§ Aim:
Print the entries verbatim, leaving out the images they contain.

§ Entries supplied:
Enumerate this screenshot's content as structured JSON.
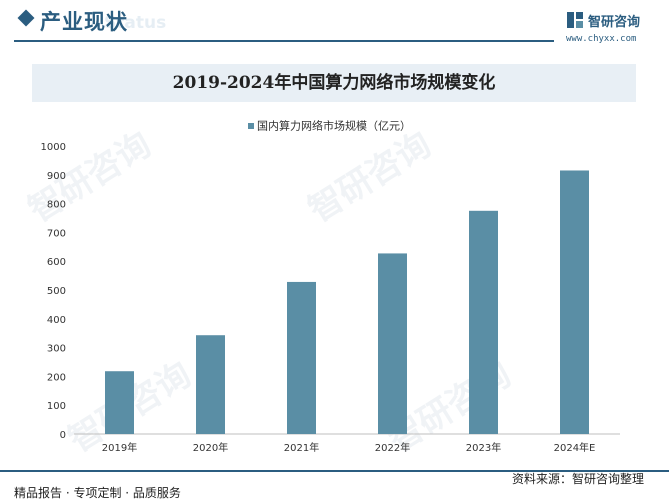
{
  "header": {
    "title": "产业现状",
    "bg_text": "Status"
  },
  "logo": {
    "name": "智研咨询",
    "url": "www.chyxx.com"
  },
  "watermark_text": "智研咨询",
  "chart_data": {
    "type": "bar",
    "title": "2019-2024年中国算力网络市场规模变化",
    "categories": [
      "2019年",
      "2020年",
      "2021年",
      "2022年",
      "2023年",
      "2024年E"
    ],
    "series": [
      {
        "name": "国内算力网络市场规模（亿元）",
        "values": [
          218,
          343,
          528,
          627,
          775,
          915
        ]
      }
    ],
    "ylim": [
      0,
      1000
    ],
    "yticks": [
      0,
      100,
      200,
      300,
      400,
      500,
      600,
      700,
      800,
      900,
      1000
    ],
    "legend": "top-center",
    "grid": false,
    "bar_color": "#5a8ea5"
  },
  "footer": {
    "left": "精品报告 · 专项定制 · 品质服务",
    "right": "资料来源：智研咨询整理"
  }
}
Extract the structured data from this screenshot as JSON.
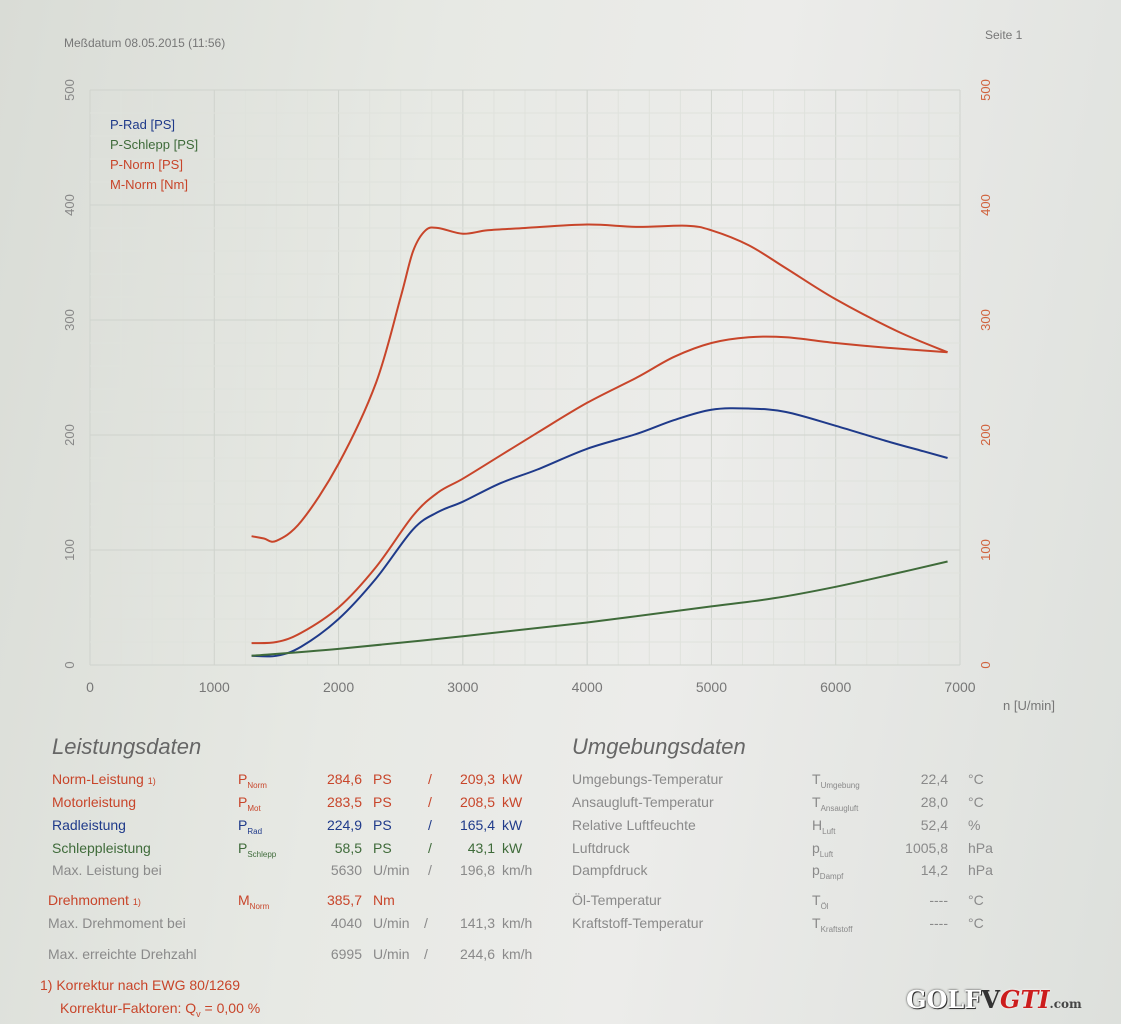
{
  "header": {
    "date_text": "Meßdatum  08.05.2015 (11:56)",
    "page_text": "Seite 1"
  },
  "chart_data": {
    "type": "line",
    "xlabel": "n [U/min]",
    "xlim": [
      0,
      7000
    ],
    "ylim_left": [
      0,
      500
    ],
    "ylim_right": [
      0,
      500
    ],
    "x_ticks": [
      0,
      1000,
      2000,
      3000,
      4000,
      5000,
      6000,
      7000
    ],
    "y_ticks_left": [
      0,
      100,
      200,
      300,
      400,
      500
    ],
    "y_ticks_right": [
      0,
      100,
      200,
      300,
      400,
      500
    ],
    "legend_position": "top-left",
    "series": [
      {
        "name": "P-Rad [PS]",
        "color": "#1f3a8a",
        "x": [
          1300,
          1500,
          1700,
          2000,
          2300,
          2600,
          2800,
          3000,
          3300,
          3600,
          4000,
          4400,
          4700,
          5000,
          5300,
          5600,
          6000,
          6400,
          6700,
          6900
        ],
        "y": [
          8,
          8,
          16,
          40,
          75,
          118,
          133,
          142,
          158,
          170,
          188,
          201,
          213,
          222,
          223,
          220,
          208,
          195,
          186,
          180
        ]
      },
      {
        "name": "P-Schlepp [PS]",
        "color": "#3f6b3a",
        "x": [
          1300,
          2000,
          3000,
          4000,
          5000,
          5500,
          6000,
          6500,
          6900
        ],
        "y": [
          8,
          14,
          25,
          37,
          51,
          58,
          68,
          80,
          90
        ]
      },
      {
        "name": "P-Norm [PS]",
        "color": "#c8452a",
        "x": [
          1300,
          1500,
          1700,
          2000,
          2300,
          2600,
          2800,
          3000,
          3300,
          3600,
          4000,
          4400,
          4700,
          5000,
          5300,
          5600,
          6000,
          6400,
          6900
        ],
        "y": [
          19,
          20,
          28,
          50,
          85,
          130,
          150,
          162,
          182,
          202,
          228,
          250,
          268,
          280,
          285,
          285,
          280,
          276,
          272
        ]
      },
      {
        "name": "M-Norm [Nm]",
        "color": "#c8452a",
        "x": [
          1300,
          1400,
          1500,
          1700,
          2000,
          2300,
          2500,
          2600,
          2700,
          2800,
          3000,
          3200,
          3500,
          4000,
          4400,
          4800,
          5000,
          5300,
          5600,
          6000,
          6500,
          6900
        ],
        "y": [
          112,
          110,
          108,
          125,
          175,
          245,
          320,
          360,
          378,
          380,
          375,
          378,
          380,
          383,
          381,
          382,
          378,
          365,
          345,
          318,
          290,
          272
        ]
      }
    ]
  },
  "leistung": {
    "title": "Leistungsdaten",
    "rows": [
      {
        "label": "Norm-Leistung",
        "note": "1)",
        "sym": "P",
        "sub": "Norm",
        "v1": "284,6",
        "u1": "PS",
        "sep": "/",
        "v2": "209,3",
        "u2": "kW"
      },
      {
        "label": "Motorleistung",
        "sym": "P",
        "sub": "Mot",
        "v1": "283,5",
        "u1": "PS",
        "sep": "/",
        "v2": "208,5",
        "u2": "kW"
      },
      {
        "label": "Radleistung",
        "sym": "P",
        "sub": "Rad",
        "v1": "224,9",
        "u1": "PS",
        "sep": "/",
        "v2": "165,4",
        "u2": "kW"
      },
      {
        "label": "Schleppleistung",
        "sym": "P",
        "sub": "Schlepp",
        "v1": "58,5",
        "u1": "PS",
        "sep": "/",
        "v2": "43,1",
        "u2": "kW"
      },
      {
        "label": "Max. Leistung bei",
        "v1": "5630",
        "u1": "U/min",
        "sep": "/",
        "v2": "196,8",
        "u2": "km/h"
      }
    ],
    "torque": {
      "label": "Drehmoment",
      "note": "1)",
      "sym": "M",
      "sub": "Norm",
      "v1": "385,7",
      "u1": "Nm"
    },
    "maxtorque": {
      "label": "Max. Drehmoment bei",
      "v1": "4040",
      "u1": "U/min",
      "sep": "/",
      "v2": "141,3",
      "u2": "km/h"
    },
    "maxrpm": {
      "label": "Max. erreichte Drehzahl",
      "v1": "6995",
      "u1": "U/min",
      "sep": "/",
      "v2": "244,6",
      "u2": "km/h"
    },
    "footnote1": "1) Korrektur nach EWG 80/1269",
    "footnote2_label": "Korrektur-Faktoren:",
    "footnote2_sym": "Q",
    "footnote2_sub": "v",
    "footnote2_value": "=   0,00 %"
  },
  "umgebung": {
    "title": "Umgebungsdaten",
    "rows": [
      {
        "label": "Umgebungs-Temperatur",
        "sym": "T",
        "sub": "Umgebung",
        "value": "22,4",
        "unit": "°C"
      },
      {
        "label": "Ansaugluft-Temperatur",
        "sym": "T",
        "sub": "Ansaugluft",
        "value": "28,0",
        "unit": "°C"
      },
      {
        "label": "Relative Luftfeuchte",
        "sym": "H",
        "sub": "Luft",
        "value": "52,4",
        "unit": "%"
      },
      {
        "label": "Luftdruck",
        "sym": "p",
        "sub": "Luft",
        "value": "1005,8",
        "unit": "hPa"
      },
      {
        "label": "Dampfdruck",
        "sym": "p",
        "sub": "Dampf",
        "value": "14,2",
        "unit": "hPa"
      },
      {
        "label": "Öl-Temperatur",
        "sym": "T",
        "sub": "Öl",
        "value": "----",
        "unit": "°C"
      },
      {
        "label": "Kraftstoff-Temperatur",
        "sym": "T",
        "sub": "Kraftstoff",
        "value": "----",
        "unit": "°C"
      }
    ]
  },
  "logo": {
    "left": "GOLF",
    "mid": "V",
    "gti": "GTI",
    "domain": ".com"
  }
}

§ Exercise output:
Enumerate this screenshot's content as structured JSON.
{
  "header": {
    "title": "产业现状",
    "bg_text": "Status"
  },
  "logo": {
    "name": "智研咨询",
    "url": "www.chyxx.com"
  },
  "watermark_text": "智研咨询",
  "chart_data": {
    "type": "bar",
    "title": "2019-2024年中国算力网络市场规模变化",
    "categories": [
      "2019年",
      "2020年",
      "2021年",
      "2022年",
      "2023年",
      "2024年E"
    ],
    "series": [
      {
        "name": "国内算力网络市场规模（亿元）",
        "values": [
          218,
          343,
          528,
          627,
          775,
          915
        ]
      }
    ],
    "ylim": [
      0,
      1000
    ],
    "yticks": [
      0,
      100,
      200,
      300,
      400,
      500,
      600,
      700,
      800,
      900,
      1000
    ],
    "legend": "top-center",
    "grid": false,
    "bar_color": "#5a8ea5"
  },
  "footer": {
    "left": "精品报告 · 专项定制 · 品质服务",
    "right": "资料来源：智研咨询整理"
  }
}
Extract the structured data from this screenshot as JSON.
{
  "header": {
    "date_text": "Meßdatum  08.05.2015 (11:56)",
    "page_text": "Seite 1"
  },
  "chart_data": {
    "type": "line",
    "xlabel": "n [U/min]",
    "xlim": [
      0,
      7000
    ],
    "ylim_left": [
      0,
      500
    ],
    "ylim_right": [
      0,
      500
    ],
    "x_ticks": [
      0,
      1000,
      2000,
      3000,
      4000,
      5000,
      6000,
      7000
    ],
    "y_ticks_left": [
      0,
      100,
      200,
      300,
      400,
      500
    ],
    "y_ticks_right": [
      0,
      100,
      200,
      300,
      400,
      500
    ],
    "legend_position": "top-left",
    "series": [
      {
        "name": "P-Rad [PS]",
        "color": "#1f3a8a",
        "x": [
          1300,
          1500,
          1700,
          2000,
          2300,
          2600,
          2800,
          3000,
          3300,
          3600,
          4000,
          4400,
          4700,
          5000,
          5300,
          5600,
          6000,
          6400,
          6700,
          6900
        ],
        "y": [
          8,
          8,
          16,
          40,
          75,
          118,
          133,
          142,
          158,
          170,
          188,
          201,
          213,
          222,
          223,
          220,
          208,
          195,
          186,
          180
        ]
      },
      {
        "name": "P-Schlepp [PS]",
        "color": "#3f6b3a",
        "x": [
          1300,
          2000,
          3000,
          4000,
          5000,
          5500,
          6000,
          6500,
          6900
        ],
        "y": [
          8,
          14,
          25,
          37,
          51,
          58,
          68,
          80,
          90
        ]
      },
      {
        "name": "P-Norm [PS]",
        "color": "#c8452a",
        "x": [
          1300,
          1500,
          1700,
          2000,
          2300,
          2600,
          2800,
          3000,
          3300,
          3600,
          4000,
          4400,
          4700,
          5000,
          5300,
          5600,
          6000,
          6400,
          6900
        ],
        "y": [
          19,
          20,
          28,
          50,
          85,
          130,
          150,
          162,
          182,
          202,
          228,
          250,
          268,
          280,
          285,
          285,
          280,
          276,
          272
        ]
      },
      {
        "name": "M-Norm [Nm]",
        "color": "#c8452a",
        "x": [
          1300,
          1400,
          1500,
          1700,
          2000,
          2300,
          2500,
          2600,
          2700,
          2800,
          3000,
          3200,
          3500,
          4000,
          4400,
          4800,
          5000,
          5300,
          5600,
          6000,
          6500,
          6900
        ],
        "y": [
          112,
          110,
          108,
          125,
          175,
          245,
          320,
          360,
          378,
          380,
          375,
          378,
          380,
          383,
          381,
          382,
          378,
          365,
          345,
          318,
          290,
          272
        ]
      }
    ]
  },
  "leistung": {
    "title": "Leistungsdaten",
    "rows": [
      {
        "label": "Norm-Leistung",
        "note": "1)",
        "sym": "P",
        "sub": "Norm",
        "v1": "284,6",
        "u1": "PS",
        "sep": "/",
        "v2": "209,3",
        "u2": "kW"
      },
      {
        "label": "Motorleistung",
        "sym": "P",
        "sub": "Mot",
        "v1": "283,5",
        "u1": "PS",
        "sep": "/",
        "v2": "208,5",
        "u2": "kW"
      },
      {
        "label": "Radleistung",
        "sym": "P",
        "sub": "Rad",
        "v1": "224,9",
        "u1": "PS",
        "sep": "/",
        "v2": "165,4",
        "u2": "kW"
      },
      {
        "label": "Schleppleistung",
        "sym": "P",
        "sub": "Schlepp",
        "v1": "58,5",
        "u1": "PS",
        "sep": "/",
        "v2": "43,1",
        "u2": "kW"
      },
      {
        "label": "Max. Leistung bei",
        "v1": "5630",
        "u1": "U/min",
        "sep": "/",
        "v2": "196,8",
        "u2": "km/h"
      }
    ],
    "torque": {
      "label": "Drehmoment",
      "note": "1)",
      "sym": "M",
      "sub": "Norm",
      "v1": "385,7",
      "u1": "Nm"
    },
    "maxtorque": {
      "label": "Max. Drehmoment bei",
      "v1": "4040",
      "u1": "U/min",
      "sep": "/",
      "v2": "141,3",
      "u2": "km/h"
    },
    "maxrpm": {
      "label": "Max. erreichte Drehzahl",
      "v1": "6995",
      "u1": "U/min",
      "sep": "/",
      "v2": "244,6",
      "u2": "km/h"
    },
    "footnote1": "1) Korrektur nach EWG 80/1269",
    "footnote2_label": "Korrektur-Faktoren:",
    "footnote2_sym": "Q",
    "footnote2_sub": "v",
    "footnote2_value": "=   0,00 %"
  },
  "umgebung": {
    "title": "Umgebungsdaten",
    "rows": [
      {
        "label": "Umgebungs-Temperatur",
        "sym": "T",
        "sub": "Umgebung",
        "value": "22,4",
        "unit": "°C"
      },
      {
        "label": "Ansaugluft-Temperatur",
        "sym": "T",
        "sub": "Ansaugluft",
        "value": "28,0",
        "unit": "°C"
      },
      {
        "label": "Relative Luftfeuchte",
        "sym": "H",
        "sub": "Luft",
        "value": "52,4",
        "unit": "%"
      },
      {
        "label": "Luftdruck",
        "sym": "p",
        "sub": "Luft",
        "value": "1005,8",
        "unit": "hPa"
      },
      {
        "label": "Dampfdruck",
        "sym": "p",
        "sub": "Dampf",
        "value": "14,2",
        "unit": "hPa"
      },
      {
        "label": "Öl-Temperatur",
        "sym": "T",
        "sub": "Öl",
        "value": "----",
        "unit": "°C"
      },
      {
        "label": "Kraftstoff-Temperatur",
        "sym": "T",
        "sub": "Kraftstoff",
        "value": "----",
        "unit": "°C"
      }
    ]
  },
  "logo": {
    "left": "GOLF",
    "mid": "V",
    "gti": "GTI",
    "domain": ".com"
  }
}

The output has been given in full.